## Given request
Wherever the word "labels" shows up in a line, please copy that line.

## BEGIN

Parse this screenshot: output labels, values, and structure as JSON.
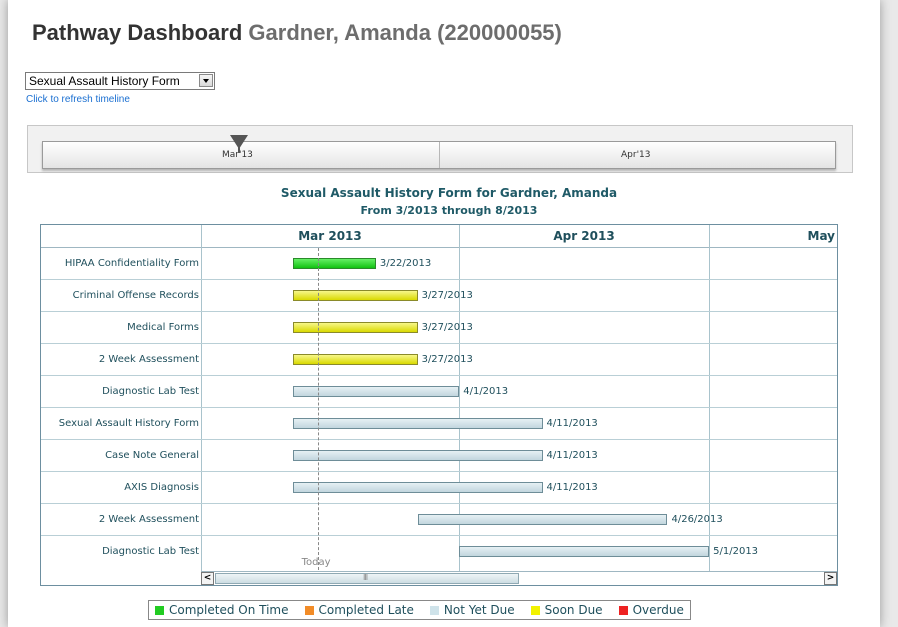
{
  "header": {
    "title": "Pathway Dashboard",
    "patient": "Gardner, Amanda (220000055)"
  },
  "form_select": {
    "value": "Sexual Assault History Form"
  },
  "refresh_link": "Click to refresh timeline",
  "timeline": {
    "labels": [
      "Mar'13",
      "Apr'13"
    ]
  },
  "chart": {
    "title": "Sexual Assault History Form for Gardner, Amanda",
    "subtitle": "From 3/2013 through 8/2013",
    "months": [
      "Mar 2013",
      "Apr 2013",
      "May"
    ],
    "today_label": "Today",
    "scroll_grip": "III",
    "scroll_left": "<",
    "scroll_right": ">"
  },
  "chart_data": {
    "type": "gantt",
    "title": "Sexual Assault History Form for Gardner, Amanda",
    "subtitle": "From 3/2013 through 8/2013",
    "x_start": "2013-03-01",
    "today": "2013-03-15",
    "tasks": [
      {
        "name": "HIPAA Confidentiality Form",
        "start": "2013-03-12",
        "end": "2013-03-22",
        "due_label": "3/22/2013",
        "status": "Completed On Time"
      },
      {
        "name": "Criminal Offense Records",
        "start": "2013-03-12",
        "end": "2013-03-27",
        "due_label": "3/27/2013",
        "status": "Soon Due"
      },
      {
        "name": "Medical Forms",
        "start": "2013-03-12",
        "end": "2013-03-27",
        "due_label": "3/27/2013",
        "status": "Soon Due"
      },
      {
        "name": "2 Week Assessment",
        "start": "2013-03-12",
        "end": "2013-03-27",
        "due_label": "3/27/2013",
        "status": "Soon Due"
      },
      {
        "name": "Diagnostic Lab Test",
        "start": "2013-03-12",
        "end": "2013-04-01",
        "due_label": "4/1/2013",
        "status": "Not Yet Due"
      },
      {
        "name": "Sexual Assault History Form",
        "start": "2013-03-12",
        "end": "2013-04-11",
        "due_label": "4/11/2013",
        "status": "Not Yet Due"
      },
      {
        "name": "Case Note General",
        "start": "2013-03-12",
        "end": "2013-04-11",
        "due_label": "4/11/2013",
        "status": "Not Yet Due"
      },
      {
        "name": "AXIS Diagnosis",
        "start": "2013-03-12",
        "end": "2013-04-11",
        "due_label": "4/11/2013",
        "status": "Not Yet Due"
      },
      {
        "name": "2 Week Assessment",
        "start": "2013-03-27",
        "end": "2013-04-26",
        "due_label": "4/26/2013",
        "status": "Not Yet Due"
      },
      {
        "name": "Diagnostic Lab Test",
        "start": "2013-04-01",
        "end": "2013-05-01",
        "due_label": "5/1/2013",
        "status": "Not Yet Due"
      }
    ],
    "legend": [
      {
        "label": "Completed On Time",
        "color": "#22cc22"
      },
      {
        "label": "Completed Late",
        "color": "#f28c28"
      },
      {
        "label": "Not Yet Due",
        "color": "#cfe3ea"
      },
      {
        "label": "Soon Due",
        "color": "#f2f200"
      },
      {
        "label": "Overdue",
        "color": "#ee2222"
      }
    ]
  }
}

## END

## Response to this task
Parse this screenshot: output labels, values, and structure as JSON.
    "labels": [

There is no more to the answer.